Exercise requirements: Below are the records; copy each line in them that holds the word "CumDist".

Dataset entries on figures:
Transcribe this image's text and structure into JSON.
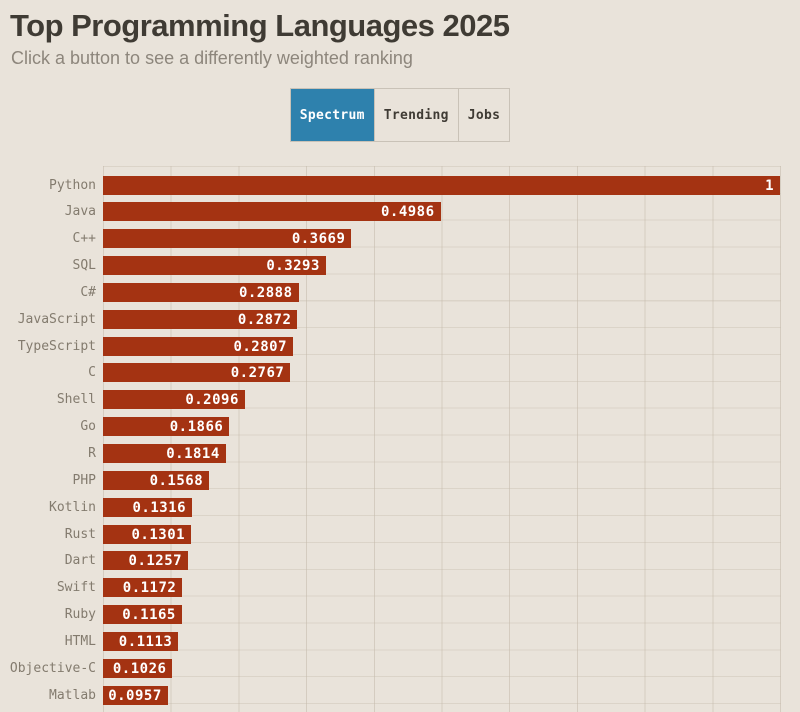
{
  "page": {
    "title": "Top Programming Languages 2025",
    "subtitle": "Click a button to see a differently weighted ranking"
  },
  "tabs": [
    {
      "label": "Spectrum",
      "active": true
    },
    {
      "label": "Trending",
      "active": false
    },
    {
      "label": "Jobs",
      "active": false
    }
  ],
  "colors": {
    "background": "#e9e3da",
    "bar": "#a43312",
    "active_tab": "#2e81ad",
    "title_text": "#3f3b34",
    "subtitle_text": "#8d867c",
    "axis_label_text": "#837b6e",
    "value_text": "#ffffff"
  },
  "chart_data": {
    "type": "bar",
    "orientation": "horizontal",
    "title": "Top Programming Languages 2025",
    "xlim": [
      0,
      1
    ],
    "grid": true,
    "gridline_x_interval": 0.1,
    "categories": [
      "Python",
      "Java",
      "C++",
      "SQL",
      "C#",
      "JavaScript",
      "TypeScript",
      "C",
      "Shell",
      "Go",
      "R",
      "PHP",
      "Kotlin",
      "Rust",
      "Dart",
      "Swift",
      "Ruby",
      "HTML",
      "Objective-C",
      "Matlab"
    ],
    "values": [
      1,
      0.4986,
      0.3669,
      0.3293,
      0.2888,
      0.2872,
      0.2807,
      0.2767,
      0.2096,
      0.1866,
      0.1814,
      0.1568,
      0.1316,
      0.1301,
      0.1257,
      0.1172,
      0.1165,
      0.1113,
      0.1026,
      0.0957
    ],
    "value_labels": [
      "1",
      "0.4986",
      "0.3669",
      "0.3293",
      "0.2888",
      "0.2872",
      "0.2807",
      "0.2767",
      "0.2096",
      "0.1866",
      "0.1814",
      "0.1568",
      "0.1316",
      "0.1301",
      "0.1257",
      "0.1172",
      "0.1165",
      "0.1113",
      "0.1026",
      "0.0957"
    ]
  }
}
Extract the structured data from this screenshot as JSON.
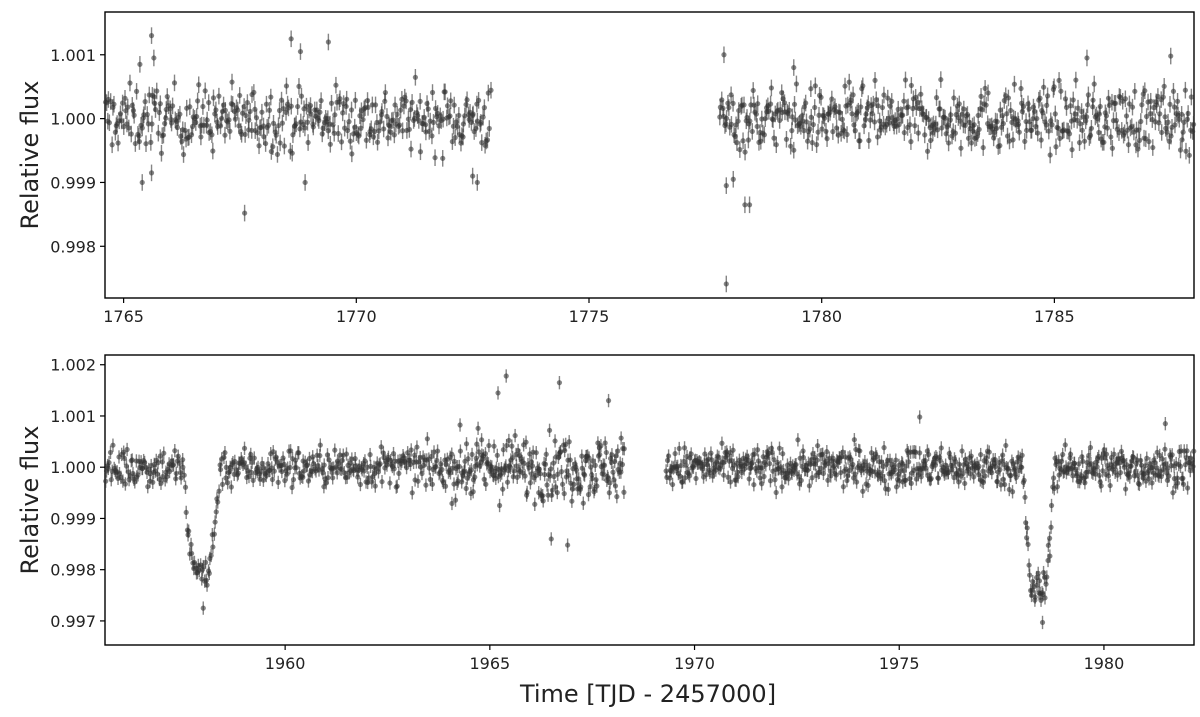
{
  "chart_data": [
    {
      "type": "scatter",
      "title": "",
      "xlabel": "",
      "ylabel": "Relative flux",
      "xlim": [
        1764.6,
        1788.0
      ],
      "ylim": [
        0.99719,
        1.00167
      ],
      "xticks": [
        1765,
        1770,
        1775,
        1780,
        1785
      ],
      "xtick_labels": [
        "1765",
        "1770",
        "1775",
        "1780",
        "1785"
      ],
      "yticks": [
        0.998,
        0.999,
        1.0,
        1.001
      ],
      "ytick_labels": [
        "0.998",
        "0.999",
        "1.000",
        "1.001"
      ],
      "grid": false,
      "marker_color": "#333333",
      "marker_alpha": 0.6,
      "error_bar": 0.00013,
      "segments": [
        {
          "x_range": [
            1764.6,
            1772.9
          ],
          "baseline": 1.0,
          "scatter": 0.00045,
          "n_points": 360,
          "events": []
        },
        {
          "x_range": [
            1777.8,
            1788.0
          ],
          "baseline": 1.0,
          "scatter": 0.00045,
          "n_points": 470,
          "events": []
        }
      ],
      "highlight_points": [
        {
          "x": 1765.6,
          "y": 1.0013
        },
        {
          "x": 1765.65,
          "y": 1.00095
        },
        {
          "x": 1765.35,
          "y": 1.00085
        },
        {
          "x": 1765.4,
          "y": 0.999
        },
        {
          "x": 1765.6,
          "y": 0.99915
        },
        {
          "x": 1767.6,
          "y": 0.99852
        },
        {
          "x": 1768.6,
          "y": 1.00125
        },
        {
          "x": 1768.8,
          "y": 1.00105
        },
        {
          "x": 1769.4,
          "y": 1.0012
        },
        {
          "x": 1768.9,
          "y": 0.999
        },
        {
          "x": 1772.6,
          "y": 0.999
        },
        {
          "x": 1772.5,
          "y": 0.9991
        },
        {
          "x": 1777.95,
          "y": 0.99741
        },
        {
          "x": 1777.95,
          "y": 0.99895
        },
        {
          "x": 1778.1,
          "y": 0.99905
        },
        {
          "x": 1778.35,
          "y": 0.99865
        },
        {
          "x": 1778.45,
          "y": 0.99865
        },
        {
          "x": 1777.9,
          "y": 1.001
        },
        {
          "x": 1785.7,
          "y": 1.00095
        },
        {
          "x": 1787.5,
          "y": 1.00098
        },
        {
          "x": 1779.4,
          "y": 1.0008
        }
      ]
    },
    {
      "type": "scatter",
      "title": "",
      "xlabel": "Time [TJD - 2457000]",
      "ylabel": "Relative flux",
      "xlim": [
        1955.6,
        1982.2
      ],
      "ylim": [
        0.99653,
        1.00219
      ],
      "xticks": [
        1960,
        1965,
        1970,
        1975,
        1980
      ],
      "xtick_labels": [
        "1960",
        "1965",
        "1970",
        "1975",
        "1980"
      ],
      "yticks": [
        0.997,
        0.998,
        0.999,
        1.0,
        1.001,
        1.002
      ],
      "ytick_labels": [
        "0.997",
        "0.998",
        "0.999",
        "1.000",
        "1.001",
        "1.002"
      ],
      "grid": false,
      "marker_color": "#333333",
      "marker_alpha": 0.6,
      "error_bar": 0.00013,
      "segments": [
        {
          "x_range": [
            1955.6,
            1961.0
          ],
          "baseline": 1.0,
          "scatter": 0.00035,
          "n_points": 230,
          "events": [
            {
              "center": 1957.95,
              "half_width": 0.45,
              "depth": 0.002
            }
          ]
        },
        {
          "x_range": [
            1961.0,
            1964.0
          ],
          "baseline": 1.0,
          "scatter": 0.00035,
          "n_points": 130,
          "events": []
        },
        {
          "x_range": [
            1964.0,
            1968.3
          ],
          "baseline": 1.0,
          "scatter": 0.00055,
          "n_points": 230,
          "events": []
        },
        {
          "x_range": [
            1969.3,
            1978.0
          ],
          "baseline": 1.0,
          "scatter": 0.00035,
          "n_points": 430,
          "events": []
        },
        {
          "x_range": [
            1978.0,
            1982.2
          ],
          "baseline": 1.0,
          "scatter": 0.00035,
          "n_points": 210,
          "events": [
            {
              "center": 1978.4,
              "half_width": 0.38,
              "depth": 0.0024
            }
          ]
        }
      ],
      "highlight_points": [
        {
          "x": 1965.4,
          "y": 1.00178
        },
        {
          "x": 1966.7,
          "y": 1.00165
        },
        {
          "x": 1965.2,
          "y": 1.00145
        },
        {
          "x": 1967.9,
          "y": 1.0013
        },
        {
          "x": 1978.5,
          "y": 0.99697
        },
        {
          "x": 1958.0,
          "y": 0.99725
        },
        {
          "x": 1966.9,
          "y": 0.99848
        },
        {
          "x": 1966.5,
          "y": 0.9986
        },
        {
          "x": 1975.5,
          "y": 1.00098
        },
        {
          "x": 1981.5,
          "y": 1.00085
        }
      ]
    }
  ]
}
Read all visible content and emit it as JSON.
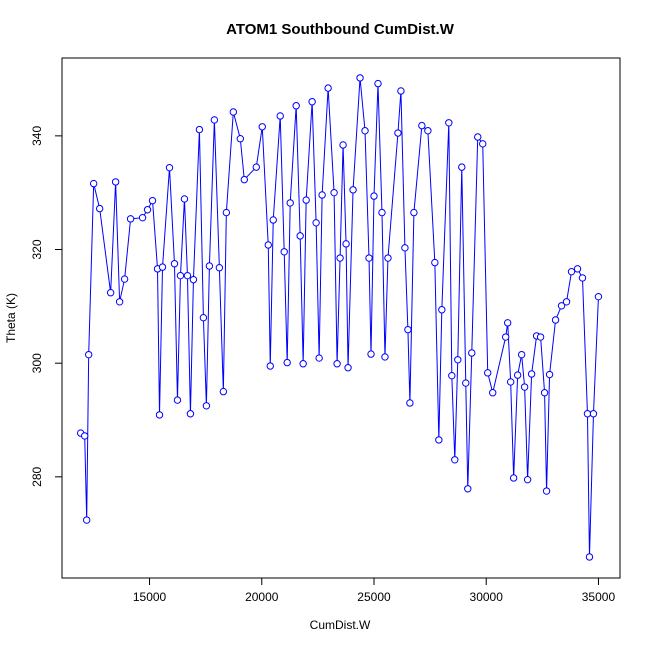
{
  "chart_data": {
    "type": "line",
    "markers": true,
    "title": "ATOM1 Southbound CumDist.W",
    "x_label": "CumDist.W",
    "y_label": "Theta (K)",
    "color": "#0000ff",
    "grid": false,
    "x": [
      11933,
      12111,
      12200,
      12289,
      12511,
      12778,
      13267,
      13489,
      13667,
      13889,
      14156,
      14689,
      14911,
      15133,
      15356,
      15444,
      15578,
      15889,
      16111,
      16244,
      16378,
      16556,
      16689,
      16822,
      16956,
      17222,
      17400,
      17533,
      17667,
      17889,
      18111,
      18289,
      18422,
      18733,
      19044,
      19222,
      19756,
      20022,
      20289,
      20378,
      20511,
      20822,
      21000,
      21133,
      21267,
      21533,
      21711,
      21844,
      21978,
      22244,
      22422,
      22556,
      22689,
      22956,
      23222,
      23356,
      23489,
      23622,
      23756,
      23844,
      24067,
      24378,
      24600,
      24778,
      24867,
      25000,
      25178,
      25356,
      25489,
      25622,
      26067,
      26200,
      26378,
      26511,
      26600,
      26778,
      27133,
      27400,
      27711,
      27889,
      28022,
      28333,
      28467,
      28600,
      28733,
      28911,
      29089,
      29178,
      29356,
      29622,
      29844,
      30067,
      30289,
      30867,
      30956,
      31089,
      31222,
      31400,
      31578,
      31711,
      31844,
      32022,
      32244,
      32422,
      32600,
      32689,
      32822,
      33089,
      33356,
      33578,
      33800,
      34067,
      34289,
      34511,
      34600,
      34778,
      35000
    ],
    "values": [
      287.7,
      287.2,
      272.4,
      301.5,
      331.6,
      327.2,
      312.4,
      331.9,
      310.8,
      314.8,
      325.4,
      325.6,
      327.0,
      328.6,
      316.6,
      290.9,
      316.9,
      334.4,
      317.5,
      293.5,
      315.4,
      328.9,
      315.4,
      291.1,
      314.7,
      341.1,
      308.0,
      292.5,
      317.1,
      342.8,
      316.8,
      295.0,
      326.5,
      344.2,
      339.5,
      332.3,
      334.5,
      341.6,
      320.8,
      299.5,
      325.2,
      343.5,
      319.6,
      300.1,
      328.2,
      345.3,
      322.4,
      299.9,
      328.7,
      346.0,
      324.7,
      300.9,
      329.6,
      348.4,
      330.0,
      299.9,
      318.5,
      338.4,
      321.0,
      299.2,
      330.5,
      350.2,
      340.9,
      318.5,
      301.6,
      329.4,
      349.2,
      326.5,
      301.1,
      318.5,
      340.5,
      347.9,
      320.3,
      305.9,
      293.0,
      326.5,
      341.8,
      340.9,
      317.7,
      286.5,
      309.4,
      342.3,
      297.8,
      283.0,
      300.6,
      334.5,
      296.5,
      277.9,
      301.8,
      339.8,
      338.6,
      298.3,
      294.8,
      304.6,
      307.1,
      296.7,
      279.8,
      297.9,
      301.5,
      295.8,
      279.5,
      298.1,
      304.8,
      304.6,
      294.8,
      277.5,
      298.0,
      307.6,
      310.1,
      310.8,
      316.1,
      316.6,
      315.0,
      291.1,
      265.9,
      291.1,
      311.7
    ],
    "xlim": [
      11100,
      35960
    ],
    "ylim": [
      262.2,
      353.7
    ],
    "xticks": [
      15000,
      20000,
      25000,
      30000,
      35000
    ],
    "yticks": [
      280,
      300,
      320,
      340
    ]
  }
}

Right answer:
    "title": "ATOM1 Southbound CumDist.W",
    "x_label": "CumDist.W",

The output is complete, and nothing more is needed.